_Work to complete:_
Drop the pictures from the entries below, then reproduce the rest exactly.
::::::::::
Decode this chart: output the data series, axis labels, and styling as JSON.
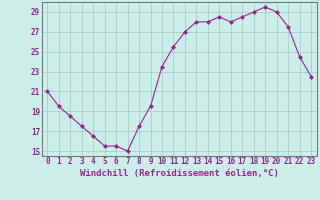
{
  "x": [
    0,
    1,
    2,
    3,
    4,
    5,
    6,
    7,
    8,
    9,
    10,
    11,
    12,
    13,
    14,
    15,
    16,
    17,
    18,
    19,
    20,
    21,
    22,
    23
  ],
  "y": [
    21,
    19.5,
    18.5,
    17.5,
    16.5,
    15.5,
    15.5,
    15,
    17.5,
    19.5,
    23.5,
    25.5,
    27,
    28,
    28,
    28.5,
    28,
    28.5,
    29,
    29.5,
    29,
    27.5,
    24.5,
    22.5
  ],
  "line_color": "#992299",
  "marker": "D",
  "marker_size": 2,
  "background_color": "#cceee8",
  "grid_color": "#aacccc",
  "xlabel": "Windchill (Refroidissement éolien,°C)",
  "xlabel_fontsize": 6.5,
  "tick_fontsize": 5.5,
  "ylim": [
    14.5,
    30
  ],
  "yticks": [
    15,
    17,
    19,
    21,
    23,
    25,
    27,
    29
  ],
  "xticks": [
    0,
    1,
    2,
    3,
    4,
    5,
    6,
    7,
    8,
    9,
    10,
    11,
    12,
    13,
    14,
    15,
    16,
    17,
    18,
    19,
    20,
    21,
    22,
    23
  ],
  "spine_color": "#777777"
}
::::::::::
_Task output:_
Decode this chart: output the data series, axis labels, and styling as JSON.
{
  "x": [
    0,
    1,
    2,
    3,
    4,
    5,
    6,
    7,
    8,
    9,
    10,
    11,
    12,
    13,
    14,
    15,
    16,
    17,
    18,
    19,
    20,
    21,
    22,
    23
  ],
  "y": [
    21,
    19.5,
    18.5,
    17.5,
    16.5,
    15.5,
    15.5,
    15,
    17.5,
    19.5,
    23.5,
    25.5,
    27,
    28,
    28,
    28.5,
    28,
    28.5,
    29,
    29.5,
    29,
    27.5,
    24.5,
    22.5
  ],
  "line_color": "#992299",
  "marker": "D",
  "marker_size": 2,
  "background_color": "#cceee8",
  "grid_color": "#aacccc",
  "xlabel": "Windchill (Refroidissement éolien,°C)",
  "xlabel_fontsize": 6.5,
  "tick_fontsize": 5.5,
  "ylim": [
    14.5,
    30
  ],
  "yticks": [
    15,
    17,
    19,
    21,
    23,
    25,
    27,
    29
  ],
  "xticks": [
    0,
    1,
    2,
    3,
    4,
    5,
    6,
    7,
    8,
    9,
    10,
    11,
    12,
    13,
    14,
    15,
    16,
    17,
    18,
    19,
    20,
    21,
    22,
    23
  ],
  "spine_color": "#777777"
}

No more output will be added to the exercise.